■ Collected data ■

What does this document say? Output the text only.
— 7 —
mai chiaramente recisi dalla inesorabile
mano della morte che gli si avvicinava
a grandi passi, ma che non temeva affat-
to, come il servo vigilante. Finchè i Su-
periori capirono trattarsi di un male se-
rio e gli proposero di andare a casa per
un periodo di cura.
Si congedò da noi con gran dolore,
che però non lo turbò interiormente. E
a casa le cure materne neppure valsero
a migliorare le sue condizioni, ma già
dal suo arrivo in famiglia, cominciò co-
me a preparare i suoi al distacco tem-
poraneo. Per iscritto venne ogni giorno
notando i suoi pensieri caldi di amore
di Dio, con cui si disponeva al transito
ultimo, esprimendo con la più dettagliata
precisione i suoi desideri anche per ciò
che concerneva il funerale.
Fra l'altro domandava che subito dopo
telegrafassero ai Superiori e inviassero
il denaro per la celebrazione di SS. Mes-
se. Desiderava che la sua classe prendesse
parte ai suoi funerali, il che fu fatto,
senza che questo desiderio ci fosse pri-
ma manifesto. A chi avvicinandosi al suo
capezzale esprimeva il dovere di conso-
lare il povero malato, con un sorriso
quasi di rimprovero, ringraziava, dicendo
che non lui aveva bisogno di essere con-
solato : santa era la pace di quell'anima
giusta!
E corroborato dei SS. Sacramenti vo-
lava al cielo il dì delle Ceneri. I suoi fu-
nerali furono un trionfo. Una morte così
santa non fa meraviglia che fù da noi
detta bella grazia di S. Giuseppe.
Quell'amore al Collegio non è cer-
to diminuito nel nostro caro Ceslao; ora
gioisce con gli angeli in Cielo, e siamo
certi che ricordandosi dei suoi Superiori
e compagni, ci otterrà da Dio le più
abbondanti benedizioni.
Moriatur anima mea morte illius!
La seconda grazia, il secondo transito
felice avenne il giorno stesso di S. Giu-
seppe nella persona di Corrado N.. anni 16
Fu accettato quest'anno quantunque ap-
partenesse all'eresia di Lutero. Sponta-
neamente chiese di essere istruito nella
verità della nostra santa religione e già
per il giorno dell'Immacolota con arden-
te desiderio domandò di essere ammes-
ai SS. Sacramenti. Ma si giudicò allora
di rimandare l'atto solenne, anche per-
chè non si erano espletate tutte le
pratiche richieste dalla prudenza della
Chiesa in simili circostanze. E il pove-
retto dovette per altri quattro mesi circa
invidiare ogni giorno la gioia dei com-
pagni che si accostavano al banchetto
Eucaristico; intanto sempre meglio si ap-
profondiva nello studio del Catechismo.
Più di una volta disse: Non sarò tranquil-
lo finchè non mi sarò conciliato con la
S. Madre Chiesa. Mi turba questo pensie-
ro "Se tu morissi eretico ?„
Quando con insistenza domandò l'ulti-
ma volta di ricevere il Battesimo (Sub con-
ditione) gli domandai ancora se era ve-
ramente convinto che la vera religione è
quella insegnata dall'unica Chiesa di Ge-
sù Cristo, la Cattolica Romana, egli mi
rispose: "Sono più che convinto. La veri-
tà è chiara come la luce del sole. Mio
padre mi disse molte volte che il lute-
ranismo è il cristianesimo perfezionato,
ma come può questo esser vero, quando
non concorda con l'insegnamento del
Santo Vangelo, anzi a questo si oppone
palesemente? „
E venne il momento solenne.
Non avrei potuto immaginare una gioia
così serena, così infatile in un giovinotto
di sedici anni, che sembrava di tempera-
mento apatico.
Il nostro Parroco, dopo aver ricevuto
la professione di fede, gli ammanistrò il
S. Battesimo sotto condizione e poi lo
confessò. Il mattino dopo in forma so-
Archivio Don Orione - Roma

■ Task brief ■
Each line above is to be repeated exactly.

■ Answer to the problem ■
What does this document say? Output the text only.
— 7 —
mai chiaramente recisi dalla inesorabile
mano della morte che gli si avvicinava
a grandi passi, ma che non temeva affat-
to, come il servo vigilante. Finchè i Su-
periori capirono trattarsi di un male se-
rio e gli proposero di andare a casa per
un periodo di cura.
Si congedò da noi con gran dolore,
che però non lo turbò interiormente. E
a casa le cure materne neppure valsero
a migliorare le sue condizioni, ma già
dal suo arrivo in famiglia, cominciò co-
me a preparare i suoi al distacco tem-
poraneo. Per iscritto venne ogni giorno
notando i suoi pensieri caldi di amore
di Dio, con cui si disponeva al transito
ultimo, esprimendo con la più dettagliata
precisione i suoi desideri anche per ciò
che concerneva il funerale.
Fra l'altro domandava che subito dopo
telegrafassero ai Superiori e inviassero
il denaro per la celebrazione di SS. Mes-
se. Desiderava che la sua classe prendesse
parte ai suoi funerali, il che fu fatto,
senza che questo desiderio ci fosse pri-
ma manifesto. A chi avvicinandosi al suo
capezzale esprimeva il dovere di conso-
lare il povero malato, con un sorriso
quasi di rimprovero, ringraziava, dicendo
che non lui aveva bisogno di essere con-
solato : santa era la pace di quell'anima
giusta!
E corroborato dei SS. Sacramenti vo-
lava al cielo il dì delle Ceneri. I suoi fu-
nerali furono un trionfo. Una morte così
santa non fa meraviglia che fù da noi
detta bella grazia di S. Giuseppe.
Quell'amore al Collegio non è cer-
to diminuito nel nostro caro Ceslao; ora
gioisce con gli angeli in Cielo, e siamo
certi che ricordandosi dei suoi Superiori
e compagni, ci otterrà da Dio le più
abbondanti benedizioni.
Moriatur anima mea morte illius!
La seconda grazia, il secondo transito
felice avenne il giorno stesso di S. Giu-
seppe nella persona di Corrado N.. anni 16
Fu accettato quest'anno quantunque ap-
partenesse all'eresia di Lutero. Sponta-
neamente chiese di essere istruito nella
verità della nostra santa religione e già
per il giorno dell'Immacolota con arden-
te desiderio domandò di essere ammes-
ai SS. Sacramenti. Ma si giudicò allora
di rimandare l'atto solenne, anche per-
chè non si erano espletate tutte le
pratiche richieste dalla prudenza della
Chiesa in simili circostanze. E il pove-
retto dovette per altri quattro mesi circa
invidiare ogni giorno la gioia dei com-
pagni che si accostavano al banchetto
Eucaristico; intanto sempre meglio si ap-
profondiva nello studio del Catechismo.
Più di una volta disse: Non sarò tranquil-
lo finchè non mi sarò conciliato con la
S. Madre Chiesa. Mi turba questo pensie-
ro "Se tu morissi eretico ?„
Quando con insistenza domandò l'ulti-
ma volta di ricevere il Battesimo (Sub con-
ditione) gli domandai ancora se era ve-
ramente convinto che la vera religione è
quella insegnata dall'unica Chiesa di Ge-
sù Cristo, la Cattolica Romana, egli mi
rispose: "Sono più che convinto. La veri-
tà è chiara come la luce del sole. Mio
padre mi disse molte volte che il lute-
ranismo è il cristianesimo perfezionato,
ma come può questo esser vero, quando
non concorda con l'insegnamento del
Santo Vangelo, anzi a questo si oppone
palesemente? „
E venne il momento solenne.
Non avrei potuto immaginare una gioia
così serena, così infatile in un giovinotto
di sedici anni, che sembrava di tempera-
mento apatico.
Il nostro Parroco, dopo aver ricevuto
la professione di fede, gli ammanistrò il
S. Battesimo sotto condizione e poi lo
confessò. Il mattino dopo in forma so-
Archivio Don Orione - Roma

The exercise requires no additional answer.